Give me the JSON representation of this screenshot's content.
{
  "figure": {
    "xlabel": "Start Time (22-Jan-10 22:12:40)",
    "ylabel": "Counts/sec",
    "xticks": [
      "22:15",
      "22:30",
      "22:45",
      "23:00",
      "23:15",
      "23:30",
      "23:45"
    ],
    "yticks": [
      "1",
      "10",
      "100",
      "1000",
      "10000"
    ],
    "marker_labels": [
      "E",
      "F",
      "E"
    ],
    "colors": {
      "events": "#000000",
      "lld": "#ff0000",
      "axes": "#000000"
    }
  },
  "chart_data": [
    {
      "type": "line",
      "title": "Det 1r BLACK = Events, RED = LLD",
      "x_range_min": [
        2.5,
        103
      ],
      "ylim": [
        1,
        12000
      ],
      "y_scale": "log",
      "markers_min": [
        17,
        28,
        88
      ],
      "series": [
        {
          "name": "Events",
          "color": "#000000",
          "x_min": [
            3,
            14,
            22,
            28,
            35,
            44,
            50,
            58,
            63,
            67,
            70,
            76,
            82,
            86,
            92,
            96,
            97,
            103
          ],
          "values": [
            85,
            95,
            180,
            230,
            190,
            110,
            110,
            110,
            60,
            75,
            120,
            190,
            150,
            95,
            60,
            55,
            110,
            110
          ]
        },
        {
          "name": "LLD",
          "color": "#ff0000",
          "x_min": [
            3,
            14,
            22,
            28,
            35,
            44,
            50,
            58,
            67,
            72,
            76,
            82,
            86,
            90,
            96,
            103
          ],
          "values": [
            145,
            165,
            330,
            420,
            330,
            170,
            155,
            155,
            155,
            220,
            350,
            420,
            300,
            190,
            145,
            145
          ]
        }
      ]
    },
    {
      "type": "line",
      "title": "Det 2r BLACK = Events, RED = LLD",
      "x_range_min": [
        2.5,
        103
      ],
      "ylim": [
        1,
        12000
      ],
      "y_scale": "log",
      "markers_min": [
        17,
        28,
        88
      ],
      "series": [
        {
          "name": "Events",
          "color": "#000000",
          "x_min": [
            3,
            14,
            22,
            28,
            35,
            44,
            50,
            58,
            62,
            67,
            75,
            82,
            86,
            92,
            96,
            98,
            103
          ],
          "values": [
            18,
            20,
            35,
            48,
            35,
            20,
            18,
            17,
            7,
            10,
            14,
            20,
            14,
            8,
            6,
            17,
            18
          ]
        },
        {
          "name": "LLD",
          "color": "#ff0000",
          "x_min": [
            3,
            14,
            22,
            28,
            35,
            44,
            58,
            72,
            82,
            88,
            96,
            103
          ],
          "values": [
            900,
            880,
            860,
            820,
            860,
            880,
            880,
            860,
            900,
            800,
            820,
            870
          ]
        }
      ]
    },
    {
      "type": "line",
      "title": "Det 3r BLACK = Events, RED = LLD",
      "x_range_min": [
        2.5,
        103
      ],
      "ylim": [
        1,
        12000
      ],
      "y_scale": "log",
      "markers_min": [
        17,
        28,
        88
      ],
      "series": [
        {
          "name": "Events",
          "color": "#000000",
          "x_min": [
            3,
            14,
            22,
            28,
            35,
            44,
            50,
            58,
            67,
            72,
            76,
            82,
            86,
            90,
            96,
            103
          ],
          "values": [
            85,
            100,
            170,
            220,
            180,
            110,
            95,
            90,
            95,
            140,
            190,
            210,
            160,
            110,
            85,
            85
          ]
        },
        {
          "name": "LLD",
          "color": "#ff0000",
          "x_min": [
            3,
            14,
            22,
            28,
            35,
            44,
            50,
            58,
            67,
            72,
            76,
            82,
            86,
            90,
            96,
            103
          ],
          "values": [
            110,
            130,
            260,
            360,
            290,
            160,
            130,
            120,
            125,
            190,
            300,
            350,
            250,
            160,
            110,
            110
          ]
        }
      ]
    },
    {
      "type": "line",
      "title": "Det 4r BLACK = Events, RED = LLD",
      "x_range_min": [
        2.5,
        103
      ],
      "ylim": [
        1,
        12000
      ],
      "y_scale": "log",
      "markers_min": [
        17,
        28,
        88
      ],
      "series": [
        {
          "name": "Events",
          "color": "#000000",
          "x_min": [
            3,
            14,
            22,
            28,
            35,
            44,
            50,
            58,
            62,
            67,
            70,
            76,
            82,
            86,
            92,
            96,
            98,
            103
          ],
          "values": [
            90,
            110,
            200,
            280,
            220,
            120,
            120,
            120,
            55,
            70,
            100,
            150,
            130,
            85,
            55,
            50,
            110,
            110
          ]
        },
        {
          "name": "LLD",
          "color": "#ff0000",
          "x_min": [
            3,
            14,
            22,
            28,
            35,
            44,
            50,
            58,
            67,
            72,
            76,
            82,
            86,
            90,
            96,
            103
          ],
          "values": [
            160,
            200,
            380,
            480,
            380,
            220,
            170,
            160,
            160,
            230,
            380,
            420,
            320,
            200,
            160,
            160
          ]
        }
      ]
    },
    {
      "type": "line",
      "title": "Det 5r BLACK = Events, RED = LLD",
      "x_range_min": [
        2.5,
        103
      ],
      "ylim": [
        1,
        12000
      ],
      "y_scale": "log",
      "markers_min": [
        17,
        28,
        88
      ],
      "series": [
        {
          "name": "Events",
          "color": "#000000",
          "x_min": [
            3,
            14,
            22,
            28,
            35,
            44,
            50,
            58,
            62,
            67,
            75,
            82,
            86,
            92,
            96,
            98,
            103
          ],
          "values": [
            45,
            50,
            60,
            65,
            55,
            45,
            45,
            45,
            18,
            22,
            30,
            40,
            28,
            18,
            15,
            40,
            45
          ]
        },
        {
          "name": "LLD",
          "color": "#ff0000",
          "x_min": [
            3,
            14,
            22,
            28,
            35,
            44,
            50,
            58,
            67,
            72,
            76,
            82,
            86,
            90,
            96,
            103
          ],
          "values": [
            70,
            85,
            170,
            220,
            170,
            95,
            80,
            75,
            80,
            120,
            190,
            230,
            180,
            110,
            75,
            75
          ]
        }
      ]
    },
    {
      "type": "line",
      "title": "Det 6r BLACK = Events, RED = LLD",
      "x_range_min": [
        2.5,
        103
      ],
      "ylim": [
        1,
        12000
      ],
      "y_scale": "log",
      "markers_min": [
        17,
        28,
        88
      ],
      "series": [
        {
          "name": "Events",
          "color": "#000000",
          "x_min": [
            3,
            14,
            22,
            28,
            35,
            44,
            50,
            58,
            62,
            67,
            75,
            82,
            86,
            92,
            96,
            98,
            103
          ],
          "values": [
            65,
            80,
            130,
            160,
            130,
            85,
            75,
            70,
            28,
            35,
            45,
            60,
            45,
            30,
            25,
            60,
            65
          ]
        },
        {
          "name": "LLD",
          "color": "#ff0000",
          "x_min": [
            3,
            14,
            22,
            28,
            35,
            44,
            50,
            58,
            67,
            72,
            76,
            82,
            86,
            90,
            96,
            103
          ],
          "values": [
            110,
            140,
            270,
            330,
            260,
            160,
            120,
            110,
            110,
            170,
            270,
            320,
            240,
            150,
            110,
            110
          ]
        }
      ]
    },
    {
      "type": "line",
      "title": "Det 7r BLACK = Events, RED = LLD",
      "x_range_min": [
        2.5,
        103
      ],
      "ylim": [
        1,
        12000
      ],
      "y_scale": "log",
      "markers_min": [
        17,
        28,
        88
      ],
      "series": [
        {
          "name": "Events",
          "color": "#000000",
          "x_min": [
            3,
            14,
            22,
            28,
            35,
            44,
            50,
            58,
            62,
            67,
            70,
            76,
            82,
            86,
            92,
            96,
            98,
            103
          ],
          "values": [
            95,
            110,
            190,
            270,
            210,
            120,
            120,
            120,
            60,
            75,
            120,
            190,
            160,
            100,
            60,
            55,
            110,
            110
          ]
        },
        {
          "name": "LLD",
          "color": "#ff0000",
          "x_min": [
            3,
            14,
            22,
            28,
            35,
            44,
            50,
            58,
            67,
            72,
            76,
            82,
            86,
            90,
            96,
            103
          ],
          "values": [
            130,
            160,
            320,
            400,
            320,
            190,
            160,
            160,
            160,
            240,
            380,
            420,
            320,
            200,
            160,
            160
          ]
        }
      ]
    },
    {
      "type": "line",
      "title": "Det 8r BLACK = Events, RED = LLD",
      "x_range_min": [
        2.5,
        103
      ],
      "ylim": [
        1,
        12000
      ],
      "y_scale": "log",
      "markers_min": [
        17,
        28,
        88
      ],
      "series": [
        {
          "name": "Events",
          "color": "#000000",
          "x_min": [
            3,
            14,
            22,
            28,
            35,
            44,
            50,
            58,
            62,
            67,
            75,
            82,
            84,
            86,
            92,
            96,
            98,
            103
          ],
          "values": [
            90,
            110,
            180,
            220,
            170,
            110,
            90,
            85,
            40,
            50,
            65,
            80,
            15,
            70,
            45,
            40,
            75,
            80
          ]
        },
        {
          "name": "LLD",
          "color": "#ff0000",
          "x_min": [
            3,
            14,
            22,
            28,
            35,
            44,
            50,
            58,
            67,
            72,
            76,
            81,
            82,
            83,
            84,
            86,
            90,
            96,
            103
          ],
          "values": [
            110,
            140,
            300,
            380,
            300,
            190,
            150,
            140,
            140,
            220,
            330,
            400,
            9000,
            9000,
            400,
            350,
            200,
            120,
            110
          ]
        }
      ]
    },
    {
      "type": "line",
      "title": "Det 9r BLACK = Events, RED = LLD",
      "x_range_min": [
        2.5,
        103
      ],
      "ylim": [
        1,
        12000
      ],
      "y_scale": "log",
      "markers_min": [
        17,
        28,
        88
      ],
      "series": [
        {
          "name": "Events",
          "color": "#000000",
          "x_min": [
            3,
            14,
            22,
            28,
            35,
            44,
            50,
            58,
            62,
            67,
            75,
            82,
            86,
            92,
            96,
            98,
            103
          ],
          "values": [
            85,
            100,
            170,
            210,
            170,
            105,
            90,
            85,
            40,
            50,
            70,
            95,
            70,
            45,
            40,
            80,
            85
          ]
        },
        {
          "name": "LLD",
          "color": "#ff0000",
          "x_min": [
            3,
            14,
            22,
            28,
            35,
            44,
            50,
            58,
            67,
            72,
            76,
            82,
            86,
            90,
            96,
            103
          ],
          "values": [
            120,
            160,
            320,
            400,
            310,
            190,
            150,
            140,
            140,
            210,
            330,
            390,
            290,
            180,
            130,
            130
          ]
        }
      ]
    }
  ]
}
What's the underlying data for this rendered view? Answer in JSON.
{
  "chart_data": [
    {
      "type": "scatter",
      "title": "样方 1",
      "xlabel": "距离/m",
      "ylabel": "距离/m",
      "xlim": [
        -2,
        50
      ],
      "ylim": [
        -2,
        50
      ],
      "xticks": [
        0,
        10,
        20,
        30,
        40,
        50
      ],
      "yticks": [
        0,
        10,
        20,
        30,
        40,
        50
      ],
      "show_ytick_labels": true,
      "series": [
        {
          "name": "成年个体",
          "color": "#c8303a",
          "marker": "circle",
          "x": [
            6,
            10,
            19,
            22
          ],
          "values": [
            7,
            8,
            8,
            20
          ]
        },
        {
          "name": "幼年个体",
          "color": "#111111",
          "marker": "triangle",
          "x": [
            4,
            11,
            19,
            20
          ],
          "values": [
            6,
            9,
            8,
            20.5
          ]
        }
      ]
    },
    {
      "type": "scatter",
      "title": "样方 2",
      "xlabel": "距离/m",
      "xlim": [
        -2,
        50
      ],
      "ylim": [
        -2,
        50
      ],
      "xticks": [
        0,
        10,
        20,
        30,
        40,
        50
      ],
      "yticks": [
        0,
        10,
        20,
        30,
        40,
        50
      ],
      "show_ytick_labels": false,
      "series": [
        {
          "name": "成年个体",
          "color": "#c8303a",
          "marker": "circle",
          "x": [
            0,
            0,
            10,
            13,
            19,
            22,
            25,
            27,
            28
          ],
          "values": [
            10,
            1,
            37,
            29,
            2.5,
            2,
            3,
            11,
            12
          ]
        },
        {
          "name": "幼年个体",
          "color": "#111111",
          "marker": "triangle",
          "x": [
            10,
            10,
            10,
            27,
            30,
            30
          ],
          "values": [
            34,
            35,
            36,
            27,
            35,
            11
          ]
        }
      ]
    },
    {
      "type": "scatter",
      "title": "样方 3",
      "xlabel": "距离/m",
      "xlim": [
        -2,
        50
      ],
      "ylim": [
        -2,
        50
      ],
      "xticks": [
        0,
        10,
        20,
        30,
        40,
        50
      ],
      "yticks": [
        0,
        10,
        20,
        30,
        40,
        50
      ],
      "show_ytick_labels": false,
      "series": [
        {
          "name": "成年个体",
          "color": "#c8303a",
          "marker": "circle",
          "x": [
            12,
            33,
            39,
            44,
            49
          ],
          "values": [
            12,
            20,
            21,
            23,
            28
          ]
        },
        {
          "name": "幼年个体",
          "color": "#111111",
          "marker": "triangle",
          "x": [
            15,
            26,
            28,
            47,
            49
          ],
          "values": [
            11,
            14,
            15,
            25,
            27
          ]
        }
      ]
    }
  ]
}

------------

→ **WHAT IS EXPECTED**
Where a line holds "JSON", copy that line.

→ **CORRECT OUTPUT**
Give me the JSON representation of this screenshot's content.
What's the underlying data for this rendered view? Answer in JSON.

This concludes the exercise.